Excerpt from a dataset
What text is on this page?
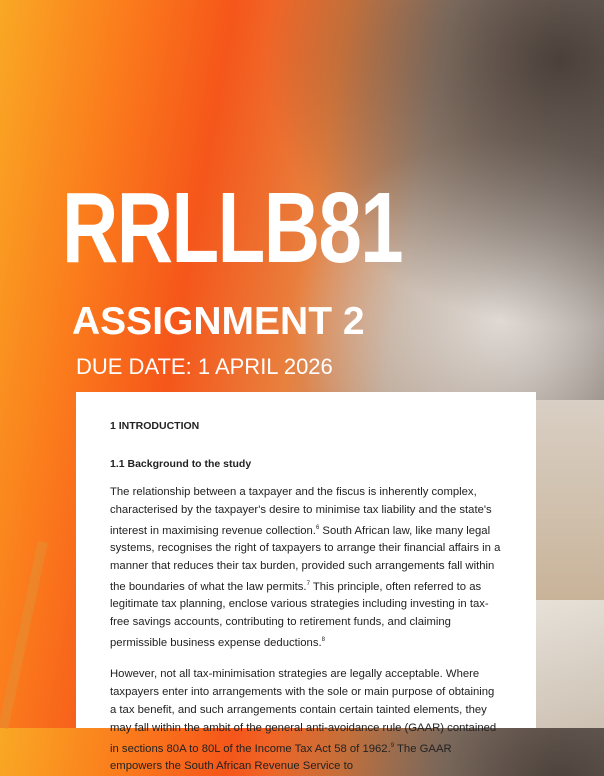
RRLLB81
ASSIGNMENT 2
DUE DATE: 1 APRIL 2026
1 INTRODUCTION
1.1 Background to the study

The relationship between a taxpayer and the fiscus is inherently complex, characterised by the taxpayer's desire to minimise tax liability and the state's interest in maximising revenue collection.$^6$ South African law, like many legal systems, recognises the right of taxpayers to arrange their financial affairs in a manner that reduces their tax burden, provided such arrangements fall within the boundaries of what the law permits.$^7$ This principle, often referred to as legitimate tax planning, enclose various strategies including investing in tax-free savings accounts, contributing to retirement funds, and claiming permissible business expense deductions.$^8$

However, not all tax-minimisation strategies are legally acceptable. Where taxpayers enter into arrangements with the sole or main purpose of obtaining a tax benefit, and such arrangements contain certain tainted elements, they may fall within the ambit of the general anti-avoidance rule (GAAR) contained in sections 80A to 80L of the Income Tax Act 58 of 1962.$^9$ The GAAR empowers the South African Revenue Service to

Objective: Pull out each line of the entries that contains "such".

In response:
The relationship between a taxpayer and the fiscus is inherently complex, characterised by the taxpayer's desire to minimise tax liability and the state's interest in maximising revenue collection.$^6$ South African law, like many legal systems, recognises the right of taxpayers to arrange their financial affairs in a manner that reduces their tax burden, provided such arrangements fall within the boundaries of what the law permits.$^7$ This principle, often referred to as legitimate tax planning, enclose various strategies including investing in tax-free savings accounts, contributing to retirement funds, and claiming permissible business expense deductions.$^8$
However, not all tax-minimisation strategies are legally acceptable. Where taxpayers enter into arrangements with the sole or main purpose of obtaining a tax benefit, and such arrangements contain certain tainted elements, they may fall within the ambit of the general anti-avoidance rule (GAAR) contained in sections 80A to 80L of the Income Tax Act 58 of 1962.$^9$ The GAAR empowers the South African Revenue Service to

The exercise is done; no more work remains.